» Challenge
Output the lines that follow exactly as they are.

» Listed entries

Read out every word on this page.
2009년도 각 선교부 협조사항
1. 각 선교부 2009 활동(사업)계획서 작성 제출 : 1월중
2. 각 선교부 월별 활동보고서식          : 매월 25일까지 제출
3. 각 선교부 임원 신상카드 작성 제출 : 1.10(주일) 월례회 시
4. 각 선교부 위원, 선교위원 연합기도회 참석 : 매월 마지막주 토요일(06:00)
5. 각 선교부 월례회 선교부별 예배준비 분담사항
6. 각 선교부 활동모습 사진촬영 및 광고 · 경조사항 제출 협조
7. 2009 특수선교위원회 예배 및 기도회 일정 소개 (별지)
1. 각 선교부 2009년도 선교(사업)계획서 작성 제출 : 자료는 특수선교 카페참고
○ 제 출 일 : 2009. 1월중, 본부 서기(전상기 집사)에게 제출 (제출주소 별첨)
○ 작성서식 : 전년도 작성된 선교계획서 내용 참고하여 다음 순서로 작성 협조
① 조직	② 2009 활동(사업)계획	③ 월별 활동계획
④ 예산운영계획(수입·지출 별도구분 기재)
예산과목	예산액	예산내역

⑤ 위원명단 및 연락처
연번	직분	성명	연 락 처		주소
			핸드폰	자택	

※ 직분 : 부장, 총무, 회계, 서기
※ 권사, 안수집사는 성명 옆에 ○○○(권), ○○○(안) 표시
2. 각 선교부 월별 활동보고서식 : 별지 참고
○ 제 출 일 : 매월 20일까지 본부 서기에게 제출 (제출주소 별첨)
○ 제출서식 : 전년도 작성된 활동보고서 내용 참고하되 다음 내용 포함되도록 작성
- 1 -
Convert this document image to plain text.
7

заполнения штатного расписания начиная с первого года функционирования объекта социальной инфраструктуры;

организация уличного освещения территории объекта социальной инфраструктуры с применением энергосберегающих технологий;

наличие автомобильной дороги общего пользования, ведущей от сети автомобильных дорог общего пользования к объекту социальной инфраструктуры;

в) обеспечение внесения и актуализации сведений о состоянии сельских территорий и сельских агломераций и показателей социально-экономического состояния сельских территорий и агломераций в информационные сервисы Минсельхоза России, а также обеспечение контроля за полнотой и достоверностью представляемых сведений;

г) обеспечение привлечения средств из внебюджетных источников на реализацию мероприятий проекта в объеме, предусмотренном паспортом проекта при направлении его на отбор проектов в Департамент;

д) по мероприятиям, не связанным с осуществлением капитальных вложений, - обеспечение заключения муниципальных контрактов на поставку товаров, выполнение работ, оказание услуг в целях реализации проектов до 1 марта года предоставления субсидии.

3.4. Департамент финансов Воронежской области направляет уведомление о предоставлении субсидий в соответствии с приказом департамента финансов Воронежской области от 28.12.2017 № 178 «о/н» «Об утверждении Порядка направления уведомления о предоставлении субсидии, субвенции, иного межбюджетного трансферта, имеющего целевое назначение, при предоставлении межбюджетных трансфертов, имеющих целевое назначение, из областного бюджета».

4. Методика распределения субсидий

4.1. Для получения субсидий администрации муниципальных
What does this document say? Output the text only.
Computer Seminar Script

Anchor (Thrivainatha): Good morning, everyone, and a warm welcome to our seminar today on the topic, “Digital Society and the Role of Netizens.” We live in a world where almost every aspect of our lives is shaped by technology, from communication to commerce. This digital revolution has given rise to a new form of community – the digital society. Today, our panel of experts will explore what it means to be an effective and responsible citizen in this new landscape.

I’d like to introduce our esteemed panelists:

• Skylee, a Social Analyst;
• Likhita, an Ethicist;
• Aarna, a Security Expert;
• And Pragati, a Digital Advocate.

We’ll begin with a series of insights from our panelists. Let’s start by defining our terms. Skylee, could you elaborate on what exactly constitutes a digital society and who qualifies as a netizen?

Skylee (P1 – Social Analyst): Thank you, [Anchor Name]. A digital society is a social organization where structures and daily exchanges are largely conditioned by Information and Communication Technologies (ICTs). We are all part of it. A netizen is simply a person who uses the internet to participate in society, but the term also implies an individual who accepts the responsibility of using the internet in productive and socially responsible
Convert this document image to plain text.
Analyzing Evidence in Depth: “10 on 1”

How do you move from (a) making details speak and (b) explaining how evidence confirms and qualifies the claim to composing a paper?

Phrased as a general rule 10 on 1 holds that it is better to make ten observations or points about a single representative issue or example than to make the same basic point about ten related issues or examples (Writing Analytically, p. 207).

» Result
Read out every word on this page.
2009년도 각 선교부 협조사항
1. 각 선교부 2009 활동(사업)계획서 작성 제출 : 1월중
2. 각 선교부 월별 활동보고서식          : 매월 25일까지 제출
3. 각 선교부 임원 신상카드 작성 제출 : 1.10(주일) 월례회 시
4. 각 선교부 위원, 선교위원 연합기도회 참석 : 매월 마지막주 토요일(06:00)
5. 각 선교부 월례회 선교부별 예배준비 분담사항
6. 각 선교부 활동모습 사진촬영 및 광고 · 경조사항 제출 협조
7. 2009 특수선교위원회 예배 및 기도회 일정 소개 (별지)
1. 각 선교부 2009년도 선교(사업)계획서 작성 제출 : 자료는 특수선교 카페참고
○ 제 출 일 : 2009. 1월중, 본부 서기(전상기 집사)에게 제출 (제출주소 별첨)
○ 작성서식 : 전년도 작성된 선교계획서 내용 참고하여 다음 순서로 작성 협조
① 조직	② 2009 활동(사업)계획	③ 월별 활동계획
④ 예산운영계획(수입·지출 별도구분 기재)
예산과목	예산액	예산내역

⑤ 위원명단 및 연락처
연번	직분	성명	연 락 처		주소
			핸드폰	자택	

※ 직분 : 부장, 총무, 회계, 서기
※ 권사, 안수집사는 성명 옆에 ○○○(권), ○○○(안) 표시
2. 각 선교부 월별 활동보고서식 : 별지 참고
○ 제 출 일 : 매월 20일까지 본부 서기에게 제출 (제출주소 별첨)
○ 제출서식 : 전년도 작성된 활동보고서 내용 참고하되 다음 내용 포함되도록 작성
- 1 -
Convert this document image to plain text.
7

заполнения штатного расписания начиная с первого года функционирования объекта социальной инфраструктуры;

организация уличного освещения территории объекта социальной инфраструктуры с применением энергосберегающих технологий;

наличие автомобильной дороги общего пользования, ведущей от сети автомобильных дорог общего пользования к объекту социальной инфраструктуры;

в) обеспечение внесения и актуализации сведений о состоянии сельских территорий и сельских агломераций и показателей социально-экономического состояния сельских территорий и агломераций в информационные сервисы Минсельхоза России, а также обеспечение контроля за полнотой и достоверностью представляемых сведений;

г) обеспечение привлечения средств из внебюджетных источников на реализацию мероприятий проекта в объеме, предусмотренном паспортом проекта при направлении его на отбор проектов в Департамент;

д) по мероприятиям, не связанным с осуществлением капитальных вложений, - обеспечение заключения муниципальных контрактов на поставку товаров, выполнение работ, оказание услуг в целях реализации проектов до 1 марта года предоставления субсидии.

3.4. Департамент финансов Воронежской области направляет уведомление о предоставлении субсидий в соответствии с приказом департамента финансов Воронежской области от 28.12.2017 № 178 «о/н» «Об утверждении Порядка направления уведомления о предоставлении субсидии, субвенции, иного межбюджетного трансферта, имеющего целевое назначение, при предоставлении межбюджетных трансфертов, имеющих целевое назначение, из областного бюджета».

4. Методика распределения субсидий

4.1. Для получения субсидий администрации муниципальных
What does this document say? Output the text only.
Computer Seminar Script

Anchor (Thrivainatha): Good morning, everyone, and a warm welcome to our seminar today on the topic, “Digital Society and the Role of Netizens.” We live in a world where almost every aspect of our lives is shaped by technology, from communication to commerce. This digital revolution has given rise to a new form of community – the digital society. Today, our panel of experts will explore what it means to be an effective and responsible citizen in this new landscape.

I’d like to introduce our esteemed panelists:

• Skylee, a Social Analyst;
• Likhita, an Ethicist;
• Aarna, a Security Expert;
• And Pragati, a Digital Advocate.

We’ll begin with a series of insights from our panelists. Let’s start by defining our terms. Skylee, could you elaborate on what exactly constitutes a digital society and who qualifies as a netizen?

Skylee (P1 – Social Analyst): Thank you, [Anchor Name]. A digital society is a social organization where structures and daily exchanges are largely conditioned by Information and Communication Technologies (ICTs). We are all part of it. A netizen is simply a person who uses the internet to participate in society, but the term also implies an individual who accepts the responsibility of using the internet in productive and socially responsible
Convert this document image to plain text.
Analyzing Evidence in Depth: “10 on 1”

How do you move from (a) making details speak and (b) explaining how evidence confirms and qualifies the claim to composing a paper?

Phrased as a general rule 10 on 1 holds that it is better to make ten observations or points about a single representative issue or example than to make the same basic point about ten related issues or examples (Writing Analytically, p. 207).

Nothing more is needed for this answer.